Data for this task ->
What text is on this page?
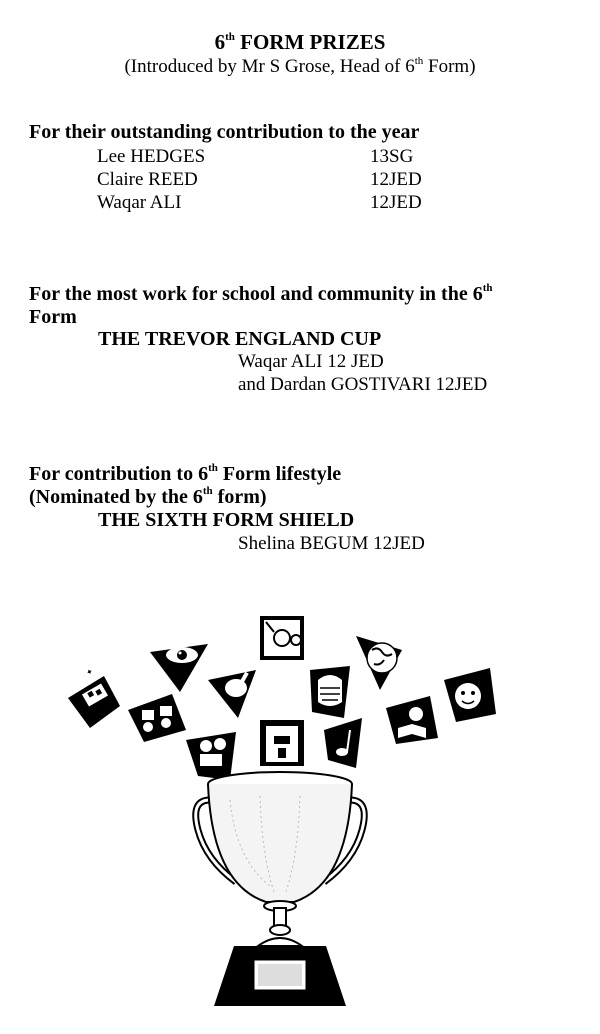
6th FORM PRIZES
(Introduced by Mr S Grose, Head of 6th Form)
For their outstanding contribution to the year
Lee HEDGES	13SG
Claire REED	12JED
Waqar ALI	12JED
For the most work for school and community in the 6th
Form
THE TREVOR ENGLAND CUP
Waqar ALI 12 JED
and Dardan GOSTIVARI 12JED
For contribution to 6th Form lifestyle
(Nominated by the 6th form)
THE SIXTH FORM SHIELD
Shelina BEGUM 12JED
✦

Directions for this task ->
Write the records out once more, exactly as they appear, with no pictures.

Solution to this problem ->
What text is on this page?
6th FORM PRIZES
(Introduced by Mr S Grose, Head of 6th Form)
For their outstanding contribution to the year
Lee HEDGES	13SG
Claire REED	12JED
Waqar ALI	12JED
For the most work for school and community in the 6th
Form
THE TREVOR ENGLAND CUP
Waqar ALI 12 JED
and Dardan GOSTIVARI 12JED
For contribution to 6th Form lifestyle
(Nominated by the 6th form)
THE SIXTH FORM SHIELD
Shelina BEGUM 12JED
✦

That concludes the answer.